> **Do this**
Give the data again, word for word.

> **Given data**
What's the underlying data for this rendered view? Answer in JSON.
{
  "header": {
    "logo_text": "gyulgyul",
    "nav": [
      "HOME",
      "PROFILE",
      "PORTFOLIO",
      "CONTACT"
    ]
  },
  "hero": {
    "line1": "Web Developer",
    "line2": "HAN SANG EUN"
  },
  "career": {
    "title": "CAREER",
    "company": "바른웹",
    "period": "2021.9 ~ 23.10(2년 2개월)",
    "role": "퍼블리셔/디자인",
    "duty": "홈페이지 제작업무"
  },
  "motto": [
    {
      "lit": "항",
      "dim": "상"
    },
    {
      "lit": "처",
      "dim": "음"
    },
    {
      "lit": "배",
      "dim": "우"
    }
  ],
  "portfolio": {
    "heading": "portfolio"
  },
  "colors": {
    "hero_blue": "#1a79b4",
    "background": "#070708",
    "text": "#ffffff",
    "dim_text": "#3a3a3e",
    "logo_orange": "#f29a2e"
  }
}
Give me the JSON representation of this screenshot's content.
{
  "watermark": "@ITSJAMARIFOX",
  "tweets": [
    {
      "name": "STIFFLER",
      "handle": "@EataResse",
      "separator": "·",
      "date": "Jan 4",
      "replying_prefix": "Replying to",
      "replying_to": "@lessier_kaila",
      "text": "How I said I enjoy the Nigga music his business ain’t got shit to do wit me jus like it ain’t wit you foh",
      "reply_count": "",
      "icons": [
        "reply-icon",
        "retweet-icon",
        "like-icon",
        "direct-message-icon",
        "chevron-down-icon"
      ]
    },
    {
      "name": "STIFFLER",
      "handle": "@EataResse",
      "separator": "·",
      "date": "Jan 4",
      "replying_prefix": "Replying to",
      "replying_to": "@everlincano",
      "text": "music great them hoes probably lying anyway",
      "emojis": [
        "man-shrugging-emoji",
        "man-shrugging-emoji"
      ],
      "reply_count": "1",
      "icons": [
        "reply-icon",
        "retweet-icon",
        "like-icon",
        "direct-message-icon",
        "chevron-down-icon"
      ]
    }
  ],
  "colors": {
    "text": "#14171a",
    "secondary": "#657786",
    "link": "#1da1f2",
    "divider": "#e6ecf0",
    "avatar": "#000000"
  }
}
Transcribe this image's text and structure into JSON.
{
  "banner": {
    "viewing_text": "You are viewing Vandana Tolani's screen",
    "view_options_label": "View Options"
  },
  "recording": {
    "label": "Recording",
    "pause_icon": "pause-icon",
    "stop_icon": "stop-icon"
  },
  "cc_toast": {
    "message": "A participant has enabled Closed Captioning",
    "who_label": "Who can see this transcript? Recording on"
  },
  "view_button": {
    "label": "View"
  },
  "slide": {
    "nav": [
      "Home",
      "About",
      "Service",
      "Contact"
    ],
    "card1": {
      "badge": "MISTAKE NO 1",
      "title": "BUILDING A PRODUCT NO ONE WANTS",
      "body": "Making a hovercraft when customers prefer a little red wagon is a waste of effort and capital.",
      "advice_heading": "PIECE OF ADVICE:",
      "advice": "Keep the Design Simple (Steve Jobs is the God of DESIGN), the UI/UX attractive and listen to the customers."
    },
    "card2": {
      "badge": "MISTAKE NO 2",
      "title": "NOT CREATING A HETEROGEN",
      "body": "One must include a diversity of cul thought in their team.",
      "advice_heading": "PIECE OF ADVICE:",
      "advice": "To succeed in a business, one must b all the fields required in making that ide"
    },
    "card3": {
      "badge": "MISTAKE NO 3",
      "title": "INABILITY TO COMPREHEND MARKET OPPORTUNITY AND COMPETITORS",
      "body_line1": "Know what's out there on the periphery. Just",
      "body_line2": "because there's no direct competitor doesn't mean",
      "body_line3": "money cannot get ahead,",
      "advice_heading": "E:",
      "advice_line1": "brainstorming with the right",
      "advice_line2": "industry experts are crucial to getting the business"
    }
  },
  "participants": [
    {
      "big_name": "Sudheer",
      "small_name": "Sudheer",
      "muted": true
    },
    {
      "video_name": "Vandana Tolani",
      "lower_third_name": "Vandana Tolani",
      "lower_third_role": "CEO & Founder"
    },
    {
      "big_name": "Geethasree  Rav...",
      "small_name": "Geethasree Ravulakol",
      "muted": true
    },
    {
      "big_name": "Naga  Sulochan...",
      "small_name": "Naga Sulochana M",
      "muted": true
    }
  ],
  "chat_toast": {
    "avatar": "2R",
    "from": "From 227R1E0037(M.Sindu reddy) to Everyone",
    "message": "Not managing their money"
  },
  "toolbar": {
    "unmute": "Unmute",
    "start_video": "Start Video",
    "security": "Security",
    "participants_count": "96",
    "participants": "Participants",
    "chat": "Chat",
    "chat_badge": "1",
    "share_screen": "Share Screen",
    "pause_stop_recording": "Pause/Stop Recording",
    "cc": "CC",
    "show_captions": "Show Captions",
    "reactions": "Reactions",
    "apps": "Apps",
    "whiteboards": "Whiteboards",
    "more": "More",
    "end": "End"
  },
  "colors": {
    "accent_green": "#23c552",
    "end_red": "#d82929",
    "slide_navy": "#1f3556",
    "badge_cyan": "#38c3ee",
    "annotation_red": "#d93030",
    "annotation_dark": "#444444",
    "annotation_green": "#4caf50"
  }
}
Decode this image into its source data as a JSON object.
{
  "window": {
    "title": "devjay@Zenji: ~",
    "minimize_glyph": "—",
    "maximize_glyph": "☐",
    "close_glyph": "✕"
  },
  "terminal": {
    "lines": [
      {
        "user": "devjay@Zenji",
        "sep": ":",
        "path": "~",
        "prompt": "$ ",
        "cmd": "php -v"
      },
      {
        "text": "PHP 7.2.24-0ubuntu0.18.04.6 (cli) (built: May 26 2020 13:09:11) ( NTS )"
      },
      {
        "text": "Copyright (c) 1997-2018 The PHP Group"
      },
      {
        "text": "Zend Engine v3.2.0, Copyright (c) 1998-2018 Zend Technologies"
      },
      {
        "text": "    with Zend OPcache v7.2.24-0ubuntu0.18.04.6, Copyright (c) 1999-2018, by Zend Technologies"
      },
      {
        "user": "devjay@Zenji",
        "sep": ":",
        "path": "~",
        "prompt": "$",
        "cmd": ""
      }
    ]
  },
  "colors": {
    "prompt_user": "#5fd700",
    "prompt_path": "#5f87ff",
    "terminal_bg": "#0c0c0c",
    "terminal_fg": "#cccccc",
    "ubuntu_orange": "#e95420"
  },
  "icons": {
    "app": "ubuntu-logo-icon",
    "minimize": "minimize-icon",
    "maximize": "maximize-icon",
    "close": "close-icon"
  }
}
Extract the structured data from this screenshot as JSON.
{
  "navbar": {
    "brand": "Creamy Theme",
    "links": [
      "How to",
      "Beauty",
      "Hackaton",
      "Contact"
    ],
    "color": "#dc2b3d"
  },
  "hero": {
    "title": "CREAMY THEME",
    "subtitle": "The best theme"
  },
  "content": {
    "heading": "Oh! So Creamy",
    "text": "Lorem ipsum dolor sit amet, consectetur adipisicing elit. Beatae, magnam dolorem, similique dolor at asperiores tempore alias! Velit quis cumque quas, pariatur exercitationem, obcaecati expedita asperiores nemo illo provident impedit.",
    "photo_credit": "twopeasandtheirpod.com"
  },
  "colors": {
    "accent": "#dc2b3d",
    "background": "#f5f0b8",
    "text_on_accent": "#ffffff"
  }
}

> **In response**
What's the underlying data for this rendered view? Answer in JSON.
{
  "header": {
    "logo_text": "gyulgyul",
    "nav": [
      "HOME",
      "PROFILE",
      "PORTFOLIO",
      "CONTACT"
    ]
  },
  "hero": {
    "line1": "Web Developer",
    "line2": "HAN SANG EUN"
  },
  "career": {
    "title": "CAREER",
    "company": "바른웹",
    "period": "2021.9 ~ 23.10(2년 2개월)",
    "role": "퍼블리셔/디자인",
    "duty": "홈페이지 제작업무"
  },
  "motto": [
    {
      "lit": "항",
      "dim": "상"
    },
    {
      "lit": "처",
      "dim": "음"
    },
    {
      "lit": "배",
      "dim": "우"
    }
  ],
  "portfolio": {
    "heading": "portfolio"
  },
  "colors": {
    "hero_blue": "#1a79b4",
    "background": "#070708",
    "text": "#ffffff",
    "dim_text": "#3a3a3e",
    "logo_orange": "#f29a2e"
  }
}
Give me the JSON representation of this screenshot's content.
{
  "watermark": "@ITSJAMARIFOX",
  "tweets": [
    {
      "name": "STIFFLER",
      "handle": "@EataResse",
      "separator": "·",
      "date": "Jan 4",
      "replying_prefix": "Replying to",
      "replying_to": "@lessier_kaila",
      "text": "How I said I enjoy the Nigga music his business ain’t got shit to do wit me jus like it ain’t wit you foh",
      "reply_count": "",
      "icons": [
        "reply-icon",
        "retweet-icon",
        "like-icon",
        "direct-message-icon",
        "chevron-down-icon"
      ]
    },
    {
      "name": "STIFFLER",
      "handle": "@EataResse",
      "separator": "·",
      "date": "Jan 4",
      "replying_prefix": "Replying to",
      "replying_to": "@everlincano",
      "text": "music great them hoes probably lying anyway",
      "emojis": [
        "man-shrugging-emoji",
        "man-shrugging-emoji"
      ],
      "reply_count": "1",
      "icons": [
        "reply-icon",
        "retweet-icon",
        "like-icon",
        "direct-message-icon",
        "chevron-down-icon"
      ]
    }
  ],
  "colors": {
    "text": "#14171a",
    "secondary": "#657786",
    "link": "#1da1f2",
    "divider": "#e6ecf0",
    "avatar": "#000000"
  }
}
Transcribe this image's text and structure into JSON.
{
  "banner": {
    "viewing_text": "You are viewing Vandana Tolani's screen",
    "view_options_label": "View Options"
  },
  "recording": {
    "label": "Recording",
    "pause_icon": "pause-icon",
    "stop_icon": "stop-icon"
  },
  "cc_toast": {
    "message": "A participant has enabled Closed Captioning",
    "who_label": "Who can see this transcript? Recording on"
  },
  "view_button": {
    "label": "View"
  },
  "slide": {
    "nav": [
      "Home",
      "About",
      "Service",
      "Contact"
    ],
    "card1": {
      "badge": "MISTAKE NO 1",
      "title": "BUILDING A PRODUCT NO ONE WANTS",
      "body": "Making a hovercraft when customers prefer a little red wagon is a waste of effort and capital.",
      "advice_heading": "PIECE OF ADVICE:",
      "advice": "Keep the Design Simple (Steve Jobs is the God of DESIGN), the UI/UX attractive and listen to the customers."
    },
    "card2": {
      "badge": "MISTAKE NO 2",
      "title": "NOT CREATING A HETEROGEN",
      "body": "One must include a diversity of cul thought in their team.",
      "advice_heading": "PIECE OF ADVICE:",
      "advice": "To succeed in a business, one must b all the fields required in making that ide"
    },
    "card3": {
      "badge": "MISTAKE NO 3",
      "title": "INABILITY TO COMPREHEND MARKET OPPORTUNITY AND COMPETITORS",
      "body_line1": "Know what's out there on the periphery. Just",
      "body_line2": "because there's no direct competitor doesn't mean",
      "body_line3": "money cannot get ahead,",
      "advice_heading": "E:",
      "advice_line1": "brainstorming with the right",
      "advice_line2": "industry experts are crucial to getting the business"
    }
  },
  "participants": [
    {
      "big_name": "Sudheer",
      "small_name": "Sudheer",
      "muted": true
    },
    {
      "video_name": "Vandana Tolani",
      "lower_third_name": "Vandana Tolani",
      "lower_third_role": "CEO & Founder"
    },
    {
      "big_name": "Geethasree  Rav...",
      "small_name": "Geethasree Ravulakol",
      "muted": true
    },
    {
      "big_name": "Naga  Sulochan...",
      "small_name": "Naga Sulochana M",
      "muted": true
    }
  ],
  "chat_toast": {
    "avatar": "2R",
    "from": "From 227R1E0037(M.Sindu reddy) to Everyone",
    "message": "Not managing their money"
  },
  "toolbar": {
    "unmute": "Unmute",
    "start_video": "Start Video",
    "security": "Security",
    "participants_count": "96",
    "participants": "Participants",
    "chat": "Chat",
    "chat_badge": "1",
    "share_screen": "Share Screen",
    "pause_stop_recording": "Pause/Stop Recording",
    "cc": "CC",
    "show_captions": "Show Captions",
    "reactions": "Reactions",
    "apps": "Apps",
    "whiteboards": "Whiteboards",
    "more": "More",
    "end": "End"
  },
  "colors": {
    "accent_green": "#23c552",
    "end_red": "#d82929",
    "slide_navy": "#1f3556",
    "badge_cyan": "#38c3ee",
    "annotation_red": "#d93030",
    "annotation_dark": "#444444",
    "annotation_green": "#4caf50"
  }
}
Decode this image into its source data as a JSON object.
{
  "window": {
    "title": "devjay@Zenji: ~",
    "minimize_glyph": "—",
    "maximize_glyph": "☐",
    "close_glyph": "✕"
  },
  "terminal": {
    "lines": [
      {
        "user": "devjay@Zenji",
        "sep": ":",
        "path": "~",
        "prompt": "$ ",
        "cmd": "php -v"
      },
      {
        "text": "PHP 7.2.24-0ubuntu0.18.04.6 (cli) (built: May 26 2020 13:09:11) ( NTS )"
      },
      {
        "text": "Copyright (c) 1997-2018 The PHP Group"
      },
      {
        "text": "Zend Engine v3.2.0, Copyright (c) 1998-2018 Zend Technologies"
      },
      {
        "text": "    with Zend OPcache v7.2.24-0ubuntu0.18.04.6, Copyright (c) 1999-2018, by Zend Technologies"
      },
      {
        "user": "devjay@Zenji",
        "sep": ":",
        "path": "~",
        "prompt": "$",
        "cmd": ""
      }
    ]
  },
  "colors": {
    "prompt_user": "#5fd700",
    "prompt_path": "#5f87ff",
    "terminal_bg": "#0c0c0c",
    "terminal_fg": "#cccccc",
    "ubuntu_orange": "#e95420"
  },
  "icons": {
    "app": "ubuntu-logo-icon",
    "minimize": "minimize-icon",
    "maximize": "maximize-icon",
    "close": "close-icon"
  }
}
Extract the structured data from this screenshot as JSON.
{
  "navbar": {
    "brand": "Creamy Theme",
    "links": [
      "How to",
      "Beauty",
      "Hackaton",
      "Contact"
    ],
    "color": "#dc2b3d"
  },
  "hero": {
    "title": "CREAMY THEME",
    "subtitle": "The best theme"
  },
  "content": {
    "heading": "Oh! So Creamy",
    "text": "Lorem ipsum dolor sit amet, consectetur adipisicing elit. Beatae, magnam dolorem, similique dolor at asperiores tempore alias! Velit quis cumque quas, pariatur exercitationem, obcaecati expedita asperiores nemo illo provident impedit.",
    "photo_credit": "twopeasandtheirpod.com"
  },
  "colors": {
    "accent": "#dc2b3d",
    "background": "#f5f0b8",
    "text_on_accent": "#ffffff"
  }
}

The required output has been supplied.